* BEGIN Input for this task *

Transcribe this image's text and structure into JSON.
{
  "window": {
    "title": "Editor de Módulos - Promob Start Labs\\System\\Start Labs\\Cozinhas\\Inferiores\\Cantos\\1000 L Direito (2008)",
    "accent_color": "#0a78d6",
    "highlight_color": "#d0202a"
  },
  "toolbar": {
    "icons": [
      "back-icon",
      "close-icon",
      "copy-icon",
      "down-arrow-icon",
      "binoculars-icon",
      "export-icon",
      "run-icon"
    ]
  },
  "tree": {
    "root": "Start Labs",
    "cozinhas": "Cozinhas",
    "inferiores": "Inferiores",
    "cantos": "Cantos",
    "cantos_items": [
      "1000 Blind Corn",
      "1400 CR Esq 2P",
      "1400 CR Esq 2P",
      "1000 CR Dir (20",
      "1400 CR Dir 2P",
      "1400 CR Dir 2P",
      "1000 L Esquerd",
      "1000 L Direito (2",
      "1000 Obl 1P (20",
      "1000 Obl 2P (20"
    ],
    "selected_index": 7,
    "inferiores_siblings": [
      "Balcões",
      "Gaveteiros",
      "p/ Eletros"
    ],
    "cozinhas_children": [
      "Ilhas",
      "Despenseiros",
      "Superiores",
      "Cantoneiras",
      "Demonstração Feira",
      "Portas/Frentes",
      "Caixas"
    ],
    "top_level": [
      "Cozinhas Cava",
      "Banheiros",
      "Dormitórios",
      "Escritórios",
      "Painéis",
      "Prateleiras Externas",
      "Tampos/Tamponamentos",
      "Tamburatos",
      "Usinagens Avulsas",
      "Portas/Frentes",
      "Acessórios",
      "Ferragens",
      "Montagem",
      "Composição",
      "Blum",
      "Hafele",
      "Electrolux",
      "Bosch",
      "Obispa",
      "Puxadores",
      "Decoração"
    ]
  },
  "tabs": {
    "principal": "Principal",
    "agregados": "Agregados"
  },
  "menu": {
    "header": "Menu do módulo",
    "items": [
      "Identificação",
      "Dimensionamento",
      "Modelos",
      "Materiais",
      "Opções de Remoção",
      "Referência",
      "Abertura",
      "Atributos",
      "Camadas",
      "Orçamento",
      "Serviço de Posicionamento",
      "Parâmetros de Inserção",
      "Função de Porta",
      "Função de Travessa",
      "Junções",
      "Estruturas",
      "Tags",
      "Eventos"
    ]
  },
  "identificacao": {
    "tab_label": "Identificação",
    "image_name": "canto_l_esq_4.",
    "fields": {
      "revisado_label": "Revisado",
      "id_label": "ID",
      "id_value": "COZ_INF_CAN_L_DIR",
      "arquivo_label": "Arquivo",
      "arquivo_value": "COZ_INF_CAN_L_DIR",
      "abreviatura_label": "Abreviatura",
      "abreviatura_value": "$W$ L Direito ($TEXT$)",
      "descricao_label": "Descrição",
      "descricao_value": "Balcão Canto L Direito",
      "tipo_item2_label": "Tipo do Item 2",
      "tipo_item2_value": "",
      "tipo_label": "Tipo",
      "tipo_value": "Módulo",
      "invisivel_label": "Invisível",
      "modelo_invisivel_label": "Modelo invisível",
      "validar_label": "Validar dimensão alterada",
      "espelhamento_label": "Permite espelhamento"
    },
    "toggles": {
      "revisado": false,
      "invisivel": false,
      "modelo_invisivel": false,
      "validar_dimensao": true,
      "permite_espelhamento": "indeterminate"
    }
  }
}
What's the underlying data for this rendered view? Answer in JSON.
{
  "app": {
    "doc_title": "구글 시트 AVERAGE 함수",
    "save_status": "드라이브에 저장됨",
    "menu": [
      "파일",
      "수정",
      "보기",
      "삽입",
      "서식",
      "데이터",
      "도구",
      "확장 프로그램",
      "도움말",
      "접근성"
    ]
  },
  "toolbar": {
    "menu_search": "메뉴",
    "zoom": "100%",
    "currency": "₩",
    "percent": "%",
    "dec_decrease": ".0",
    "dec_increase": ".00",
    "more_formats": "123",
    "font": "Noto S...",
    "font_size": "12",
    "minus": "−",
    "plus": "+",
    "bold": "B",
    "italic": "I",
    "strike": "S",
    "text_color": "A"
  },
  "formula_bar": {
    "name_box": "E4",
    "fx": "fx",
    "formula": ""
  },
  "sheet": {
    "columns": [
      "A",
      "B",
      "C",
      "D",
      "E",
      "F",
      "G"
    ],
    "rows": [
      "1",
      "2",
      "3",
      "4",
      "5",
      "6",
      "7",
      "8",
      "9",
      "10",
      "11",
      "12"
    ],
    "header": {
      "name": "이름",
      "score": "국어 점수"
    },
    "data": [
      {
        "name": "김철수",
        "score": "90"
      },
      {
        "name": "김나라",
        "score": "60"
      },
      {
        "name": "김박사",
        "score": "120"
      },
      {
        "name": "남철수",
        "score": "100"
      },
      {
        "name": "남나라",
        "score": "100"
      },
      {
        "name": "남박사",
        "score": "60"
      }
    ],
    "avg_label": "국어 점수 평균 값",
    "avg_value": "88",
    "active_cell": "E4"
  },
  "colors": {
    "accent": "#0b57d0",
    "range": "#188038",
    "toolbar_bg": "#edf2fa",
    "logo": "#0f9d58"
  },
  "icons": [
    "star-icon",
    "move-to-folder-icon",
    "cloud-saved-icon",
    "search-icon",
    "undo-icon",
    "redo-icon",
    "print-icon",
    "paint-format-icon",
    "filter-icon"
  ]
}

* END Input for this task *

_To do:_ Copy out every line that includes the word "Direito".

_Written answer:_
    "title": "Editor de Módulos - Promob Start Labs\\System\\Start Labs\\Cozinhas\\Inferiores\\Cantos\\1000 L Direito (2008)",
      "1000 L Direito (2",
      "abreviatura_value": "$W$ L Direito ($TEXT$)",
      "descricao_value": "Balcão Canto L Direito",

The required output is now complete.